[Data entries]
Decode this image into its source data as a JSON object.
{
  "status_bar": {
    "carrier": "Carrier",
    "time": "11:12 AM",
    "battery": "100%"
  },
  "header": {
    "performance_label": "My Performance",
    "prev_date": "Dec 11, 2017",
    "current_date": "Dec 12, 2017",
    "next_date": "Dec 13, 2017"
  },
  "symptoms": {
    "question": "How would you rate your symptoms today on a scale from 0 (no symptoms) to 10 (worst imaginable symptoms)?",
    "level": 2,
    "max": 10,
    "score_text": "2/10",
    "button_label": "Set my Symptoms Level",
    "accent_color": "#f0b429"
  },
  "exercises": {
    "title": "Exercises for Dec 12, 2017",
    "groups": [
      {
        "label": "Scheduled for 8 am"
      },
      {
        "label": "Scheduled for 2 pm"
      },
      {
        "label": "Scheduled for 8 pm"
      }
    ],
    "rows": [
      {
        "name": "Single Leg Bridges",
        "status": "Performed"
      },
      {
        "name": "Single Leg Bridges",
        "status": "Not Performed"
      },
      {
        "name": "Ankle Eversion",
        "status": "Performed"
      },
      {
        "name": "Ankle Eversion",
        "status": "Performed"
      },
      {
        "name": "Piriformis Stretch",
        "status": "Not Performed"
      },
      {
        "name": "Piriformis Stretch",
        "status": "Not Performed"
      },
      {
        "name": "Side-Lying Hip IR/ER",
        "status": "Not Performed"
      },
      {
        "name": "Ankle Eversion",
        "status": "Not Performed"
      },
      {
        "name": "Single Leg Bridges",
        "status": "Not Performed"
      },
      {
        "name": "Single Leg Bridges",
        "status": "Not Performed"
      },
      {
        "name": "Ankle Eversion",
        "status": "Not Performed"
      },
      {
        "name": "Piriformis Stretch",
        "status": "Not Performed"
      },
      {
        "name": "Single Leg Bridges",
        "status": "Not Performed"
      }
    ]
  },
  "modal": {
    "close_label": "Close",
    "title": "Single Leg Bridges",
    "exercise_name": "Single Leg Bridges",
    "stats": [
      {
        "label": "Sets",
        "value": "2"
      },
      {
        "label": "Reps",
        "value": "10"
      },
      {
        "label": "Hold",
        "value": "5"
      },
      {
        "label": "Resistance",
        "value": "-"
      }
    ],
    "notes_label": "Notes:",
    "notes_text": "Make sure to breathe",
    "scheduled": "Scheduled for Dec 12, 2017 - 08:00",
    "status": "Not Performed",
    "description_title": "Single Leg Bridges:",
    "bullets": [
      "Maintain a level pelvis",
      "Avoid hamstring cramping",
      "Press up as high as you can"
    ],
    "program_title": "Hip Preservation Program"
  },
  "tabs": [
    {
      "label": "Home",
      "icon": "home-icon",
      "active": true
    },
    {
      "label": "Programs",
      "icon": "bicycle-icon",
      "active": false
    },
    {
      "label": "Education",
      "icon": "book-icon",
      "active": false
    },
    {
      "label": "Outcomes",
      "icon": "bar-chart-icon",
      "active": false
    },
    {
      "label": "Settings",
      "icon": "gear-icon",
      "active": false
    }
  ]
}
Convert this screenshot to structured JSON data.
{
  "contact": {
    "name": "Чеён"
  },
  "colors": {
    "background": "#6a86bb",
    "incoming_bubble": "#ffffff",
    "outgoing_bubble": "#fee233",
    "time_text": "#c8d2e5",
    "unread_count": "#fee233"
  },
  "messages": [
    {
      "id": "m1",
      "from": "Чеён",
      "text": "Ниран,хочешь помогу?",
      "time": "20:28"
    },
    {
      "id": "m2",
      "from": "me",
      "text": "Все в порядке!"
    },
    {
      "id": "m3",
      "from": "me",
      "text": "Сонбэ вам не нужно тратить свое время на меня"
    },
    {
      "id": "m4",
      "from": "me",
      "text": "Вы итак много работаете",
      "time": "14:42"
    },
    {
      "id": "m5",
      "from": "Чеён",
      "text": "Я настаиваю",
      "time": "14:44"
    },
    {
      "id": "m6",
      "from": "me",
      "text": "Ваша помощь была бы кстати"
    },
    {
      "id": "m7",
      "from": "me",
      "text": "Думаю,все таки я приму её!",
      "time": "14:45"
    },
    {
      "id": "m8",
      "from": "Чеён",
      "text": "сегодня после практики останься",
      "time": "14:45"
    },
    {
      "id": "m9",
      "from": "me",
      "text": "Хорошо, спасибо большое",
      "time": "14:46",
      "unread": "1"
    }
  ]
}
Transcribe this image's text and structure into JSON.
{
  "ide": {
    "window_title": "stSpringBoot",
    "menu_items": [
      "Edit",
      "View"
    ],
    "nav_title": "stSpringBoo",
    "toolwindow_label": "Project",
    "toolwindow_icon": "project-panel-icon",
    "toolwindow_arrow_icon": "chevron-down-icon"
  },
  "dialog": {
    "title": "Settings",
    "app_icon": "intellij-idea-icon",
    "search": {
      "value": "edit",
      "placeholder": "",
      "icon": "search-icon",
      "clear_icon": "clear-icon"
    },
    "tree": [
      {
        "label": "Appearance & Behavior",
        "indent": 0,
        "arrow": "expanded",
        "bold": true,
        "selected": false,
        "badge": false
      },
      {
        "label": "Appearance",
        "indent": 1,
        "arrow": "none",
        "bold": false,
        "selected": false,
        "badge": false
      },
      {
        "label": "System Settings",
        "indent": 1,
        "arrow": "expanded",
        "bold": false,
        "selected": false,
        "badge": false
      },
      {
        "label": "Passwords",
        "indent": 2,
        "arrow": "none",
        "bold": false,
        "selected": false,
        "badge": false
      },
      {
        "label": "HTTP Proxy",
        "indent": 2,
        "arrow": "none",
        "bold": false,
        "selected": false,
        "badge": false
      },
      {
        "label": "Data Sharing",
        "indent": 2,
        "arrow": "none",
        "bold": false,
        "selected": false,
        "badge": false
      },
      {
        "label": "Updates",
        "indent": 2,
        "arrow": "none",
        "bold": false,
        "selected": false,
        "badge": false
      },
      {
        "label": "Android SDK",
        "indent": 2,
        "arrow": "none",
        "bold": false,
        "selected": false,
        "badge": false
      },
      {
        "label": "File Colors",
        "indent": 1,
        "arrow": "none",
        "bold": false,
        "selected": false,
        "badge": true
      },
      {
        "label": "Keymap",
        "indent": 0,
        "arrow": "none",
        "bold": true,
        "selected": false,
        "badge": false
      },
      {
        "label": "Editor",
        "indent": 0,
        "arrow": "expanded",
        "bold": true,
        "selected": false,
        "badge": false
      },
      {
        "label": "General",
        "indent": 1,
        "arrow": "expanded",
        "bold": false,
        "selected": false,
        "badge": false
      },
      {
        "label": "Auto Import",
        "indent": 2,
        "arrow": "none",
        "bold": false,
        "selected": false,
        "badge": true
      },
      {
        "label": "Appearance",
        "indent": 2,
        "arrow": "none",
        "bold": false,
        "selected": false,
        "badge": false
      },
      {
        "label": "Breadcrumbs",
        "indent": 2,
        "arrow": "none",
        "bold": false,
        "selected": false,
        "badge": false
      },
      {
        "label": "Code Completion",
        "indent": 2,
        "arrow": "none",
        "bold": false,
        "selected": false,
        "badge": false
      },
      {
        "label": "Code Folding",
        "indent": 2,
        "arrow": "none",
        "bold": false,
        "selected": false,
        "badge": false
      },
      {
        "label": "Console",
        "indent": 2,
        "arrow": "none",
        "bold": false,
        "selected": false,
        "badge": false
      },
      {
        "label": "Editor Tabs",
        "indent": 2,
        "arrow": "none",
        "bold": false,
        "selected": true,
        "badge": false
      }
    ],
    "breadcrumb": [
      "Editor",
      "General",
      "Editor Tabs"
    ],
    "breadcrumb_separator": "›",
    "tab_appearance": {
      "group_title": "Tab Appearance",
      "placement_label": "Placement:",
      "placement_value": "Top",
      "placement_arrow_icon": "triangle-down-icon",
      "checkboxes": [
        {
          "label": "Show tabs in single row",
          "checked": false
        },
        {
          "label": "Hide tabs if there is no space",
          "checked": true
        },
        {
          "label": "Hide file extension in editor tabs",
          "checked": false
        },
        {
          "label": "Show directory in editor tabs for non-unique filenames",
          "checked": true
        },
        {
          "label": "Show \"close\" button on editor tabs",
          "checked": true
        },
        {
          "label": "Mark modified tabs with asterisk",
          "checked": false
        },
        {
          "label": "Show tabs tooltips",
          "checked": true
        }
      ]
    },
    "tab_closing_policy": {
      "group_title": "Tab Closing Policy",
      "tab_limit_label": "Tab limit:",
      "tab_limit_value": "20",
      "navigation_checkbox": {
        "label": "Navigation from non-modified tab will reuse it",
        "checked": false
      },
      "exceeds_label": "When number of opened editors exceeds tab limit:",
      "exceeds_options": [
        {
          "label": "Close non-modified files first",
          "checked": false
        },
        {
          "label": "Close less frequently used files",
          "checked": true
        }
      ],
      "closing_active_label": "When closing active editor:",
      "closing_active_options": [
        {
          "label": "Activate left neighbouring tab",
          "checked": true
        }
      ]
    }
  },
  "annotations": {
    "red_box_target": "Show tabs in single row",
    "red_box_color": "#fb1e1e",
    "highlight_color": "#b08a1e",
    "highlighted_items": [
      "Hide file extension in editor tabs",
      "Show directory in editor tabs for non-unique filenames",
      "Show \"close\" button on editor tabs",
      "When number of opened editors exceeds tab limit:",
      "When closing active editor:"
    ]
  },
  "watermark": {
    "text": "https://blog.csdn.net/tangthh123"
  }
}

■ Task to complete
Extract all lines of the records above that include "Hide".

■ Reply to the task
          "label": "Hide tabs if there is no space",
          "label": "Hide file extension in editor tabs",
      "Hide file extension in editor tabs",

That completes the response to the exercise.